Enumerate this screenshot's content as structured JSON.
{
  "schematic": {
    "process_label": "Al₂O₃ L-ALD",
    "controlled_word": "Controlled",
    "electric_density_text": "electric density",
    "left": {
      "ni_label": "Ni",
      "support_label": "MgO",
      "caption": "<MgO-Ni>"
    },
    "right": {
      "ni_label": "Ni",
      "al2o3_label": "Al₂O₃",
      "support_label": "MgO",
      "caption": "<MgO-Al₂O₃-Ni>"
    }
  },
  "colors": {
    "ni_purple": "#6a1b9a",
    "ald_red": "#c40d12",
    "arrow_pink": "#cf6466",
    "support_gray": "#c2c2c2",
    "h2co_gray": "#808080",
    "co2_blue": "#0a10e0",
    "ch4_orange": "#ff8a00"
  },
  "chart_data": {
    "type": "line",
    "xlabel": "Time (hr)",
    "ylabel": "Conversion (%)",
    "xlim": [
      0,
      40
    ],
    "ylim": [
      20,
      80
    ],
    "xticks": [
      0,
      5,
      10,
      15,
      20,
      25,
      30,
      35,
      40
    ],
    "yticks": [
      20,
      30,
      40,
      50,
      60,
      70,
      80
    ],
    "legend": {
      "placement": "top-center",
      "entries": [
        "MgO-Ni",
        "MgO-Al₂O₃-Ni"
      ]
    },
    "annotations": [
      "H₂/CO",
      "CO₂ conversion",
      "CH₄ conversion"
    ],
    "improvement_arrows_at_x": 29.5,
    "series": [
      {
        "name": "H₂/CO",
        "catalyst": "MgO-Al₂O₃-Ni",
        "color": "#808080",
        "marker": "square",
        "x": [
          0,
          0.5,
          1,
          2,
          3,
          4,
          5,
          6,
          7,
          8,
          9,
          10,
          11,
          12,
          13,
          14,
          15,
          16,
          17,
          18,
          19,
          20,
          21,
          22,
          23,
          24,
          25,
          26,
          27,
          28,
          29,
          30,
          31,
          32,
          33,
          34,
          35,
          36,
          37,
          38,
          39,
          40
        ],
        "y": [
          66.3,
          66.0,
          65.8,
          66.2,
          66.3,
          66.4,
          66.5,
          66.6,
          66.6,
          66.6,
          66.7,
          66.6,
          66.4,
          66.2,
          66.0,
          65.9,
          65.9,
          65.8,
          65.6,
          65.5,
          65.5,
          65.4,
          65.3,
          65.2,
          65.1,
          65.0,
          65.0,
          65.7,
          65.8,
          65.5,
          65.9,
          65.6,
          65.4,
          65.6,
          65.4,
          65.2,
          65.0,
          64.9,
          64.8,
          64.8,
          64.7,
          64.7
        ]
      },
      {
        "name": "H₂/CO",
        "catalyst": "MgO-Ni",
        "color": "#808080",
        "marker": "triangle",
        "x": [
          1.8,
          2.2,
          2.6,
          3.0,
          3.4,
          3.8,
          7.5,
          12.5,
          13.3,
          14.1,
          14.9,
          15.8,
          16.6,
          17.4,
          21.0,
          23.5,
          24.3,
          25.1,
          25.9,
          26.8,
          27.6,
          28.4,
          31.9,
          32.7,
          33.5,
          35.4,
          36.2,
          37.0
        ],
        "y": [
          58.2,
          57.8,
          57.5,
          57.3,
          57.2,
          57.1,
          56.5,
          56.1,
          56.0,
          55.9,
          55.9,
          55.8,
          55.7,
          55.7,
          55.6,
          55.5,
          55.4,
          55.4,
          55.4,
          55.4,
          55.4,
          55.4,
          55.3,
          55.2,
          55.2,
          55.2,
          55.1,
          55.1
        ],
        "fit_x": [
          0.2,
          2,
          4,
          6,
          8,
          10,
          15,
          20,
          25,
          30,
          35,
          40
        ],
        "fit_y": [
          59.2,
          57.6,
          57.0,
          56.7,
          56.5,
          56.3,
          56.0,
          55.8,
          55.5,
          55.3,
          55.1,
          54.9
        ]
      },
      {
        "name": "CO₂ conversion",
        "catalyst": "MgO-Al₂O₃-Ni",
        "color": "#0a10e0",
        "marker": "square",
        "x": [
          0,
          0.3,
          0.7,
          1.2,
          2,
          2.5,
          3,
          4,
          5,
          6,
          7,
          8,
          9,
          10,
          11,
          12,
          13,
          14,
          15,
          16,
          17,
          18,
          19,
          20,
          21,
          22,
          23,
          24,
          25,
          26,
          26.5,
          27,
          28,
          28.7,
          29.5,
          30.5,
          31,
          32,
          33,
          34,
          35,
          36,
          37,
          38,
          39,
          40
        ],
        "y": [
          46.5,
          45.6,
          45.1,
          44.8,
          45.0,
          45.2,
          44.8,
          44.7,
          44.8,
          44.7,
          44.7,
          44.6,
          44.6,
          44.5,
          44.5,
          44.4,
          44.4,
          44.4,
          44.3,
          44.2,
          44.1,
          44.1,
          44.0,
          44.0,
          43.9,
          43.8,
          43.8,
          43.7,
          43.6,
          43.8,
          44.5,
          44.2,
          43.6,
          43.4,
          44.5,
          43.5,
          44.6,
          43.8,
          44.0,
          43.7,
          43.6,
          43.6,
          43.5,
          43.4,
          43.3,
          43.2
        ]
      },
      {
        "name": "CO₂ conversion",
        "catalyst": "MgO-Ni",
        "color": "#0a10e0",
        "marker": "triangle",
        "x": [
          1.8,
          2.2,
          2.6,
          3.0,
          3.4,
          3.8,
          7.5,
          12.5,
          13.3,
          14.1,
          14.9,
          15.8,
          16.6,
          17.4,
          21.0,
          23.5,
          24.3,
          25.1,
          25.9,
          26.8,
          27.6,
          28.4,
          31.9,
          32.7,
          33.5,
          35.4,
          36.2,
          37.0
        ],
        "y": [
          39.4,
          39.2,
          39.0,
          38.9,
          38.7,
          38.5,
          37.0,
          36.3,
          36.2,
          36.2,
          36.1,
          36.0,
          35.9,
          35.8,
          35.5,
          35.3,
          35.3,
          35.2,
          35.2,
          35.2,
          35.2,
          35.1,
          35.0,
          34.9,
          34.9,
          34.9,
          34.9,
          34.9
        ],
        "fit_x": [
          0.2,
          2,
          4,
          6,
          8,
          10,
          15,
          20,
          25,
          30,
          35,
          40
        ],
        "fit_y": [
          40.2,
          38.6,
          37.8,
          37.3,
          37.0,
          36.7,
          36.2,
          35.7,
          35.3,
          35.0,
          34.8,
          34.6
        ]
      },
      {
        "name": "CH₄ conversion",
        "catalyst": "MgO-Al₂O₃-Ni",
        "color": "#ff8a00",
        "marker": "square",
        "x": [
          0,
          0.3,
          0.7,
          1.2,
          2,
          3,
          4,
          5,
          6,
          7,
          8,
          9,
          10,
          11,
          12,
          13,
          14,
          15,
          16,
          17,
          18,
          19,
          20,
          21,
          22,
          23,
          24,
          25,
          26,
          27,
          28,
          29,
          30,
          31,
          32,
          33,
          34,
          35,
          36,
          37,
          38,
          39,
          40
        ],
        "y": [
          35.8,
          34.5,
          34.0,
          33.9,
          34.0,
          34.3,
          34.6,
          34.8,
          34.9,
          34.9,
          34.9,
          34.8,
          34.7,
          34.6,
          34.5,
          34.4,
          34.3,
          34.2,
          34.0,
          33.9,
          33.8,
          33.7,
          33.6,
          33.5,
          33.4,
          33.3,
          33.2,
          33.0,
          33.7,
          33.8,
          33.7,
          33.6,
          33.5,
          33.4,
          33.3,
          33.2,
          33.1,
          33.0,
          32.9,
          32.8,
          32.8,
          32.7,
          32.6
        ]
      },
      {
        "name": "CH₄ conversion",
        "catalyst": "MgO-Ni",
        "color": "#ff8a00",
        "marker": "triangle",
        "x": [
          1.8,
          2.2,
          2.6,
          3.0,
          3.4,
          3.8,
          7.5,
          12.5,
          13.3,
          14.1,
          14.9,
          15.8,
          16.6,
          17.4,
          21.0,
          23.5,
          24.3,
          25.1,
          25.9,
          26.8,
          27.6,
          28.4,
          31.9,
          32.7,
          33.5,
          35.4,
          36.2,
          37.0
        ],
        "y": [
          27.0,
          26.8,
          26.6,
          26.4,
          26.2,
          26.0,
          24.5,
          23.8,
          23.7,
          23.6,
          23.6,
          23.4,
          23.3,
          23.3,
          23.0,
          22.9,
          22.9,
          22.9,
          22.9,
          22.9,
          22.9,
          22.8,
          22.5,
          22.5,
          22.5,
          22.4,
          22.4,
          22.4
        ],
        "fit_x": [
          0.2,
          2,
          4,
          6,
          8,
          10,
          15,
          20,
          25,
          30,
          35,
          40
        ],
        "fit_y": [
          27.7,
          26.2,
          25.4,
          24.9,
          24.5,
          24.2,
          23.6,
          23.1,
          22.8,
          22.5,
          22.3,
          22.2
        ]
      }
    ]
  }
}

* * *

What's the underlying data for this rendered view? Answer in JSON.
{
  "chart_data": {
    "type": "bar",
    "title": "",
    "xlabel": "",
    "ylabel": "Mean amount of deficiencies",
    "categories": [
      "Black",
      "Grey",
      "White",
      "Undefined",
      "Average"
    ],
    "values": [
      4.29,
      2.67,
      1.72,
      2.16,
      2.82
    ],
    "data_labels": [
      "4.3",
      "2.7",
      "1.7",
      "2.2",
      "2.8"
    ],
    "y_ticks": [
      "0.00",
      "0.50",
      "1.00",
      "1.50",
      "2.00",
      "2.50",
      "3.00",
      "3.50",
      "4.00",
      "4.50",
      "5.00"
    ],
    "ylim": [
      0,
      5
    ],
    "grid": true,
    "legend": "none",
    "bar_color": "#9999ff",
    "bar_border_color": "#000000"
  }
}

WHAT YOU WILL DO:
Look through the entries above; copy every line holding the string "ylabel".

WORKED ANSWER:
    "ylabel": "Conversion (%)",
    "ylabel": "Mean amount of deficiencies",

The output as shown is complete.